* [Aim]
An exact copy of all the data is required, with pictures left out.

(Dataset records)

========================

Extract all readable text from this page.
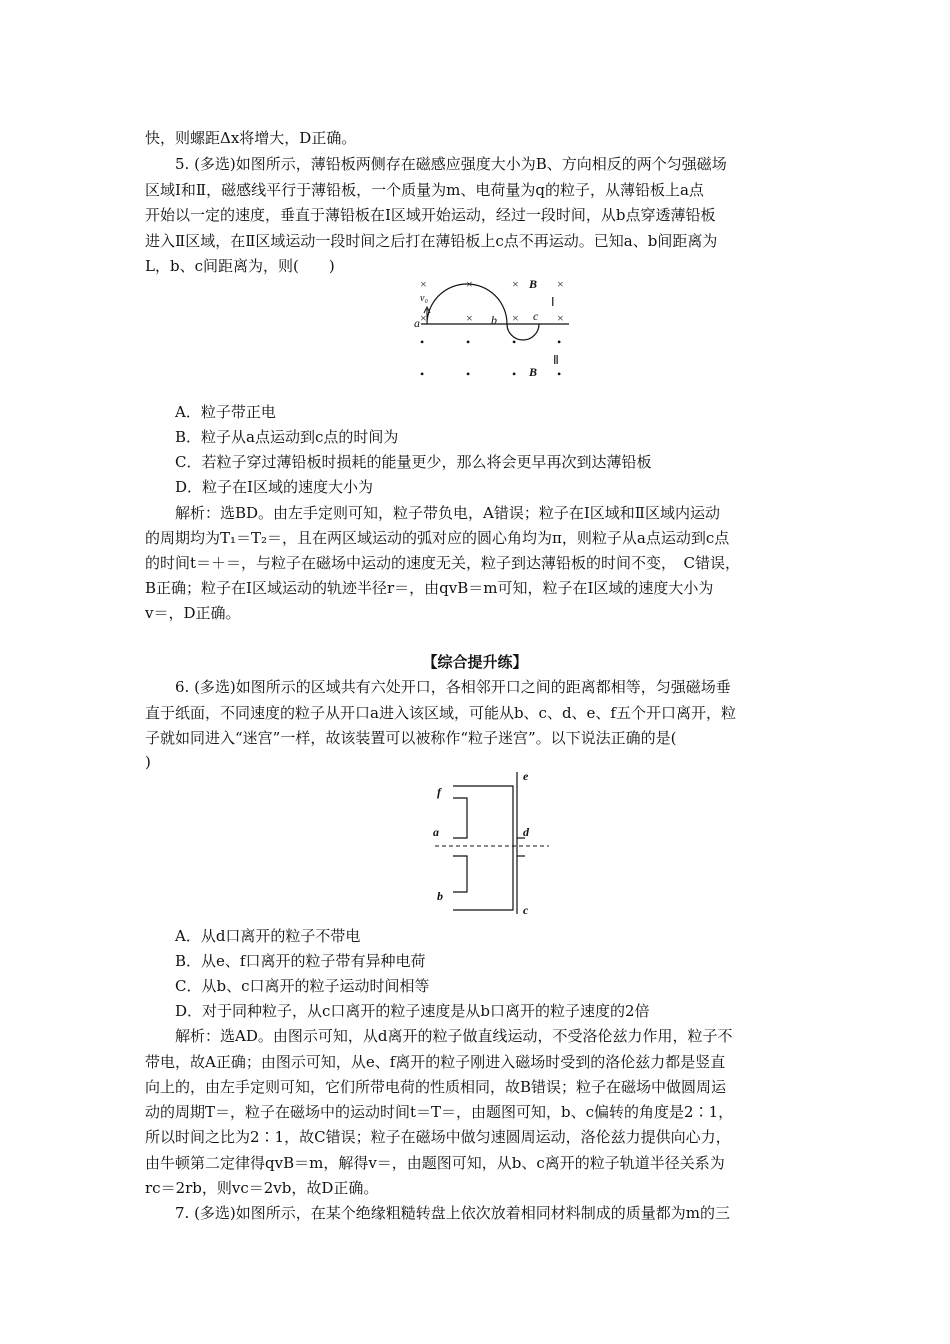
快，则螺距Δx将增大，D正确。
5. (多选)如图所示，薄铅板两侧存在磁感应强度大小为B、方向相反的两个匀强磁场
区域Ⅰ和Ⅱ，磁感线平行于薄铅板，一个质量为m、电荷量为q的粒子，从薄铅板上a点
开始以一定的速度，垂直于薄铅板在Ⅰ区域开始运动，经过一段时间，从b点穿透薄铅板
进入Ⅱ区域，在Ⅱ区域运动一段时间之后打在薄铅板上c点不再运动。已知a、b间距离为
L，b、c间距离为，则(　　)
×	×	×	×
×	×	×	×
•	•	•	•
•	•	•	•
B
B
Ⅰ
Ⅱ
v₀
a	b	c
A．粒子带正电
B．粒子从a点运动到c点的时间为
C．若粒子穿过薄铅板时损耗的能量更少，那么将会更早再次到达薄铅板
D．粒子在Ⅰ区域的速度大小为
解析：选BD。由左手定则可知，粒子带负电，A错误；粒子在Ⅰ区域和Ⅱ区域内运动
的周期均为T₁＝T₂＝，且在两区域运动的弧对应的圆心角均为π，则粒子从a点运动到c点
的时间t＝＋＝，与粒子在磁场中运动的速度无关，粒子到达薄铅板的时间不变，　C错误，
B正确；粒子在Ⅰ区域运动的轨迹半径r＝，由qvB＝m可知，粒子在Ⅰ区域的速度大小为
v＝，D正确。
【综合提升练】
6. (多选)如图所示的区域共有六处开口，各相邻开口之间的距离都相等，匀强磁场垂
直于纸面，不同速度的粒子从开口a进入该区域，可能从b、c、d、e、f五个开口离开，粒
子就如同进入“迷宫”一样，故该装置可以被称作“粒子迷宫”。以下说法正确的是(
)
f
a
b
e
d
c
A．从d口离开的粒子不带电
B．从e、f口离开的粒子带有异种电荷
C．从b、c口离开的粒子运动时间相等
D．对于同种粒子，从c口离开的粒子速度是从b口离开的粒子速度的2倍
解析：选AD。由图示可知，从d离开的粒子做直线运动，不受洛伦兹力作用，粒子不
带电，故A正确；由图示可知，从e、f离开的粒子刚进入磁场时受到的洛伦兹力都是竖直
向上的，由左手定则可知，它们所带电荷的性质相同，故B错误；粒子在磁场中做圆周运
动的周期T＝，粒子在磁场中的运动时间t＝T＝，由题图可知，b、c偏转的角度是2∶1，
所以时间之比为2∶1，故C错误；粒子在磁场中做匀速圆周运动，洛伦兹力提供向心力，
由牛顿第二定律得qvB＝m，解得v＝，由题图可知，从b、c离开的粒子轨道半径关系为
rc＝2rb，则vc＝2vb，故D正确。
7. (多选)如图所示，在某个绝缘粗糙转盘上依次放着相同材料制成的质量都为m的三
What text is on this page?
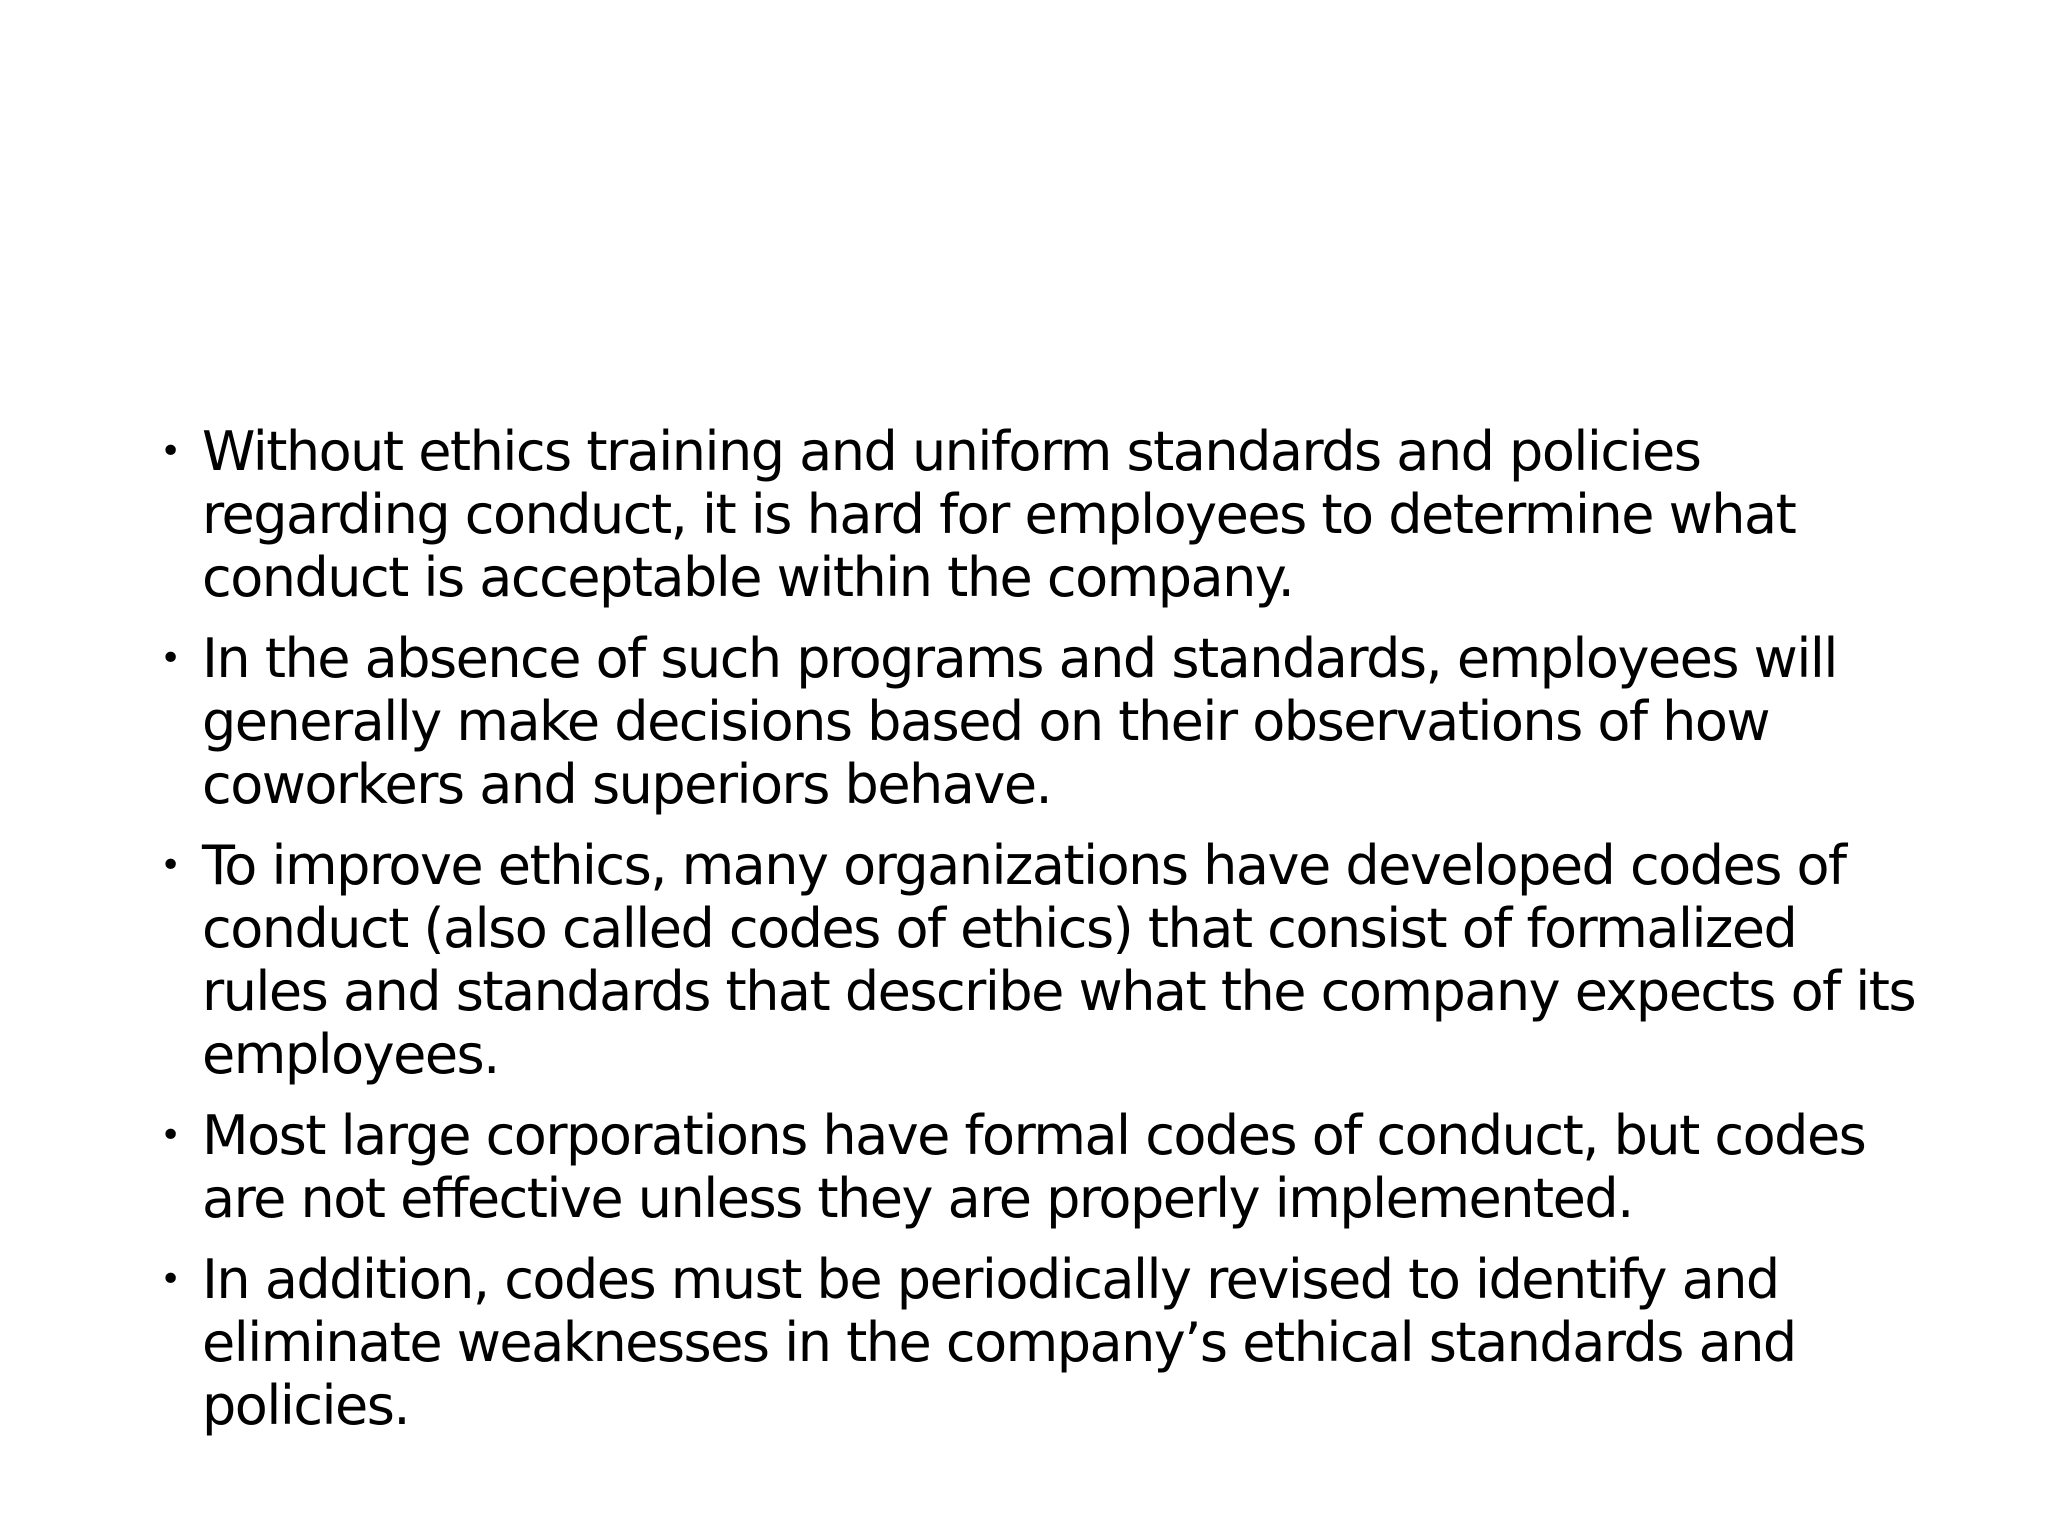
• Without ethics training and uniform standards and policies regarding conduct, it is hard for employees to determine what conduct is acceptable within the company.
• In the absence of such programs and standards, employees will generally make decisions based on their observations of how coworkers and superiors behave.
• To improve ethics, many organizations have developed codes of conduct (also called codes of ethics) that consist of formalized rules and standards that describe what the company expects of its employees.
• Most large corporations have formal codes of conduct, but codes are not effective unless they are properly implemented.
• In addition, codes must be periodically revised to identify and eliminate weaknesses in the company’s ethical standards and policies.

========================

* [Worked answer]
Extract all readable text from this page.
快，则螺距Δx将增大，D正确。
5. (多选)如图所示，薄铅板两侧存在磁感应强度大小为B、方向相反的两个匀强磁场
区域Ⅰ和Ⅱ，磁感线平行于薄铅板，一个质量为m、电荷量为q的粒子，从薄铅板上a点
开始以一定的速度，垂直于薄铅板在Ⅰ区域开始运动，经过一段时间，从b点穿透薄铅板
进入Ⅱ区域，在Ⅱ区域运动一段时间之后打在薄铅板上c点不再运动。已知a、b间距离为
L，b、c间距离为，则(　　)
×	×	×	×
×	×	×	×
•	•	•	•
•	•	•	•
B
B
Ⅰ
Ⅱ
v₀
a	b	c
A．粒子带正电
B．粒子从a点运动到c点的时间为
C．若粒子穿过薄铅板时损耗的能量更少，那么将会更早再次到达薄铅板
D．粒子在Ⅰ区域的速度大小为
解析：选BD。由左手定则可知，粒子带负电，A错误；粒子在Ⅰ区域和Ⅱ区域内运动
的周期均为T₁＝T₂＝，且在两区域运动的弧对应的圆心角均为π，则粒子从a点运动到c点
的时间t＝＋＝，与粒子在磁场中运动的速度无关，粒子到达薄铅板的时间不变，　C错误，
B正确；粒子在Ⅰ区域运动的轨迹半径r＝，由qvB＝m可知，粒子在Ⅰ区域的速度大小为
v＝，D正确。
【综合提升练】
6. (多选)如图所示的区域共有六处开口，各相邻开口之间的距离都相等，匀强磁场垂
直于纸面，不同速度的粒子从开口a进入该区域，可能从b、c、d、e、f五个开口离开，粒
子就如同进入“迷宫”一样，故该装置可以被称作“粒子迷宫”。以下说法正确的是(
)
f
a
b
e
d
c
A．从d口离开的粒子不带电
B．从e、f口离开的粒子带有异种电荷
C．从b、c口离开的粒子运动时间相等
D．对于同种粒子，从c口离开的粒子速度是从b口离开的粒子速度的2倍
解析：选AD。由图示可知，从d离开的粒子做直线运动，不受洛伦兹力作用，粒子不
带电，故A正确；由图示可知，从e、f离开的粒子刚进入磁场时受到的洛伦兹力都是竖直
向上的，由左手定则可知，它们所带电荷的性质相同，故B错误；粒子在磁场中做圆周运
动的周期T＝，粒子在磁场中的运动时间t＝T＝，由题图可知，b、c偏转的角度是2∶1，
所以时间之比为2∶1，故C错误；粒子在磁场中做匀速圆周运动，洛伦兹力提供向心力，
由牛顿第二定律得qvB＝m，解得v＝，由题图可知，从b、c离开的粒子轨道半径关系为
rc＝2rb，则vc＝2vb，故D正确。
7. (多选)如图所示，在某个绝缘粗糙转盘上依次放着相同材料制成的质量都为m的三
What text is on this page?
• Without ethics training and uniform standards and policies regarding conduct, it is hard for employees to determine what conduct is acceptable within the company.
• In the absence of such programs and standards, employees will generally make decisions based on their observations of how coworkers and superiors behave.
• To improve ethics, many organizations have developed codes of conduct (also called codes of ethics) that consist of formalized rules and standards that describe what the company expects of its employees.
• Most large corporations have formal codes of conduct, but codes are not effective unless they are properly implemented.
• In addition, codes must be periodically revised to identify and eliminate weaknesses in the company’s ethical standards and policies.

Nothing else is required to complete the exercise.